• _What the task requires_
Provide the records once more, identical to the original.
** START **
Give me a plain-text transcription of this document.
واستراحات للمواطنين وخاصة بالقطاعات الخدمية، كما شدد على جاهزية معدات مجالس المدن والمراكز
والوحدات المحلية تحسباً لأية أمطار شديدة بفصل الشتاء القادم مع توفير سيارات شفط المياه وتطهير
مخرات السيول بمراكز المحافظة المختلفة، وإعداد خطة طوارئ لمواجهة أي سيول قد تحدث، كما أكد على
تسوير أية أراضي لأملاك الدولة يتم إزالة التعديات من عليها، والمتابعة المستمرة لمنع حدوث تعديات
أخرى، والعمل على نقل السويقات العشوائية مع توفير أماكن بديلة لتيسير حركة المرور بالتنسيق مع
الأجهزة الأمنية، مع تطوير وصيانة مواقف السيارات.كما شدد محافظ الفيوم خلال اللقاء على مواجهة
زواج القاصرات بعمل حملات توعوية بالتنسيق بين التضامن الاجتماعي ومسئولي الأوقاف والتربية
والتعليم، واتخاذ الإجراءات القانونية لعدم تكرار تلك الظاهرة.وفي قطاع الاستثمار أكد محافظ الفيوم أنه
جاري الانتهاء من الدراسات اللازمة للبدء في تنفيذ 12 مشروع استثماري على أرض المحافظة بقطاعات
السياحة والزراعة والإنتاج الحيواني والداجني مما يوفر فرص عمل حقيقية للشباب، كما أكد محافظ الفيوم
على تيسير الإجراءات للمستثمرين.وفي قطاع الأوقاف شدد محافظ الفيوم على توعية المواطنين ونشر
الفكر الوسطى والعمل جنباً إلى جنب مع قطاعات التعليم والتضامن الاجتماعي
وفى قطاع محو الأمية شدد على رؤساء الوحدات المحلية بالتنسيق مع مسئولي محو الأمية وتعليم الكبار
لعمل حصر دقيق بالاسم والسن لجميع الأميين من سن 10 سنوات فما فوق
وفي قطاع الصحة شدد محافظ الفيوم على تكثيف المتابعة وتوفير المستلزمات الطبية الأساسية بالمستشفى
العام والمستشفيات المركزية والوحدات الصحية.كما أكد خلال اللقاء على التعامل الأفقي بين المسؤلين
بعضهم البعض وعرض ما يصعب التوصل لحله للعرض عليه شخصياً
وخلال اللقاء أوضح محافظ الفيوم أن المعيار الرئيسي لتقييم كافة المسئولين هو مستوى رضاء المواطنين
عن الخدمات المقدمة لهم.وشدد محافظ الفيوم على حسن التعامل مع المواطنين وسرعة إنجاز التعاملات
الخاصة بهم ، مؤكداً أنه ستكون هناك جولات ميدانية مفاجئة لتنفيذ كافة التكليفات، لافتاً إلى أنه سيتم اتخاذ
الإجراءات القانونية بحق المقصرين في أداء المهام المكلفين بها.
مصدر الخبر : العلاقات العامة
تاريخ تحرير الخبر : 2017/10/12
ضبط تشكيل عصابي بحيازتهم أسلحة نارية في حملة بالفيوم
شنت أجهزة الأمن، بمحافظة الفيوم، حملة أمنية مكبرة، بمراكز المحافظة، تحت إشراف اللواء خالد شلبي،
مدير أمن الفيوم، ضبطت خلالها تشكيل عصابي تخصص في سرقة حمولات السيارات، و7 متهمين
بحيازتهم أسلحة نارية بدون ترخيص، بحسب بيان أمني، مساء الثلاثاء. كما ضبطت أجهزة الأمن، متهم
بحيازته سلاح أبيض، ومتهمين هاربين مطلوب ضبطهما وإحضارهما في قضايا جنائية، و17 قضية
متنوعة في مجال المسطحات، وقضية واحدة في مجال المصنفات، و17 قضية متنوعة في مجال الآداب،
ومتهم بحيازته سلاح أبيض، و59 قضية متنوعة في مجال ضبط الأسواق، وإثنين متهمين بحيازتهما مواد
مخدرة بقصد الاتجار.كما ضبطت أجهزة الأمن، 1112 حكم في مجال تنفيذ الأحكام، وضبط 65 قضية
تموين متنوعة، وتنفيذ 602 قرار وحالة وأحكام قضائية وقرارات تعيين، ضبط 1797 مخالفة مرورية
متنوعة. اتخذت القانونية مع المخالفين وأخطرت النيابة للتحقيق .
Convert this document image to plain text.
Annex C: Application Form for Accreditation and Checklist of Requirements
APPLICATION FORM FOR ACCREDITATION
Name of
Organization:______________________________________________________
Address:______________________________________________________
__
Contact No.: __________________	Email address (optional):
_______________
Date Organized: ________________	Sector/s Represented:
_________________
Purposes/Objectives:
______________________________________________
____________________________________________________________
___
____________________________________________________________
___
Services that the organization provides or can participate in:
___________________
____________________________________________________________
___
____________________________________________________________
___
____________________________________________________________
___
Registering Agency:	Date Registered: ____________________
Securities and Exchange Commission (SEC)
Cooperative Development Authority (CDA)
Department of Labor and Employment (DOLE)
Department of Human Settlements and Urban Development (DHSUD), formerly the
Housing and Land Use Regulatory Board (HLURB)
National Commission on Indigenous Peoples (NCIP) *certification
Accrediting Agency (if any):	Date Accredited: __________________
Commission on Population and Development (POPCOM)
** END **
• _Response to the task_
Give me a plain-text transcription of this document.
واستراحات للمواطنين وخاصة بالقطاعات الخدمية، كما شدد على جاهزية معدات مجالس المدن والمراكز
والوحدات المحلية تحسباً لأية أمطار شديدة بفصل الشتاء القادم مع توفير سيارات شفط المياه وتطهير
مخرات السيول بمراكز المحافظة المختلفة، وإعداد خطة طوارئ لمواجهة أي سيول قد تحدث، كما أكد على
تسوير أية أراضي لأملاك الدولة يتم إزالة التعديات من عليها، والمتابعة المستمرة لمنع حدوث تعديات
أخرى، والعمل على نقل السويقات العشوائية مع توفير أماكن بديلة لتيسير حركة المرور بالتنسيق مع
الأجهزة الأمنية، مع تطوير وصيانة مواقف السيارات.كما شدد محافظ الفيوم خلال اللقاء على مواجهة
زواج القاصرات بعمل حملات توعوية بالتنسيق بين التضامن الاجتماعي ومسئولي الأوقاف والتربية
والتعليم، واتخاذ الإجراءات القانونية لعدم تكرار تلك الظاهرة.وفي قطاع الاستثمار أكد محافظ الفيوم أنه
جاري الانتهاء من الدراسات اللازمة للبدء في تنفيذ 12 مشروع استثماري على أرض المحافظة بقطاعات
السياحة والزراعة والإنتاج الحيواني والداجني مما يوفر فرص عمل حقيقية للشباب، كما أكد محافظ الفيوم
على تيسير الإجراءات للمستثمرين.وفي قطاع الأوقاف شدد محافظ الفيوم على توعية المواطنين ونشر
الفكر الوسطى والعمل جنباً إلى جنب مع قطاعات التعليم والتضامن الاجتماعي
وفى قطاع محو الأمية شدد على رؤساء الوحدات المحلية بالتنسيق مع مسئولي محو الأمية وتعليم الكبار
لعمل حصر دقيق بالاسم والسن لجميع الأميين من سن 10 سنوات فما فوق
وفي قطاع الصحة شدد محافظ الفيوم على تكثيف المتابعة وتوفير المستلزمات الطبية الأساسية بالمستشفى
العام والمستشفيات المركزية والوحدات الصحية.كما أكد خلال اللقاء على التعامل الأفقي بين المسؤلين
بعضهم البعض وعرض ما يصعب التوصل لحله للعرض عليه شخصياً
وخلال اللقاء أوضح محافظ الفيوم أن المعيار الرئيسي لتقييم كافة المسئولين هو مستوى رضاء المواطنين
عن الخدمات المقدمة لهم.وشدد محافظ الفيوم على حسن التعامل مع المواطنين وسرعة إنجاز التعاملات
الخاصة بهم ، مؤكداً أنه ستكون هناك جولات ميدانية مفاجئة لتنفيذ كافة التكليفات، لافتاً إلى أنه سيتم اتخاذ
الإجراءات القانونية بحق المقصرين في أداء المهام المكلفين بها.
مصدر الخبر : العلاقات العامة
تاريخ تحرير الخبر : 2017/10/12
ضبط تشكيل عصابي بحيازتهم أسلحة نارية في حملة بالفيوم
شنت أجهزة الأمن، بمحافظة الفيوم، حملة أمنية مكبرة، بمراكز المحافظة، تحت إشراف اللواء خالد شلبي،
مدير أمن الفيوم، ضبطت خلالها تشكيل عصابي تخصص في سرقة حمولات السيارات، و7 متهمين
بحيازتهم أسلحة نارية بدون ترخيص، بحسب بيان أمني، مساء الثلاثاء. كما ضبطت أجهزة الأمن، متهم
بحيازته سلاح أبيض، ومتهمين هاربين مطلوب ضبطهما وإحضارهما في قضايا جنائية، و17 قضية
متنوعة في مجال المسطحات، وقضية واحدة في مجال المصنفات، و17 قضية متنوعة في مجال الآداب،
ومتهم بحيازته سلاح أبيض، و59 قضية متنوعة في مجال ضبط الأسواق، وإثنين متهمين بحيازتهما مواد
مخدرة بقصد الاتجار.كما ضبطت أجهزة الأمن، 1112 حكم في مجال تنفيذ الأحكام، وضبط 65 قضية
تموين متنوعة، وتنفيذ 602 قرار وحالة وأحكام قضائية وقرارات تعيين، ضبط 1797 مخالفة مرورية
متنوعة. اتخذت القانونية مع المخالفين وأخطرت النيابة للتحقيق .
Convert this document image to plain text.
Annex C: Application Form for Accreditation and Checklist of Requirements
APPLICATION FORM FOR ACCREDITATION
Name of
Organization:______________________________________________________
Address:______________________________________________________
__
Contact No.: __________________	Email address (optional):
_______________
Date Organized: ________________	Sector/s Represented:
_________________
Purposes/Objectives:
______________________________________________
____________________________________________________________
___
____________________________________________________________
___
Services that the organization provides or can participate in:
___________________
____________________________________________________________
___
____________________________________________________________
___
____________________________________________________________
___
Registering Agency:	Date Registered: ____________________
Securities and Exchange Commission (SEC)
Cooperative Development Authority (CDA)
Department of Labor and Employment (DOLE)
Department of Human Settlements and Urban Development (DHSUD), formerly the
Housing and Land Use Regulatory Board (HLURB)
National Commission on Indigenous Peoples (NCIP) *certification
Accrediting Agency (if any):	Date Accredited: __________________
Commission on Population and Development (POPCOM)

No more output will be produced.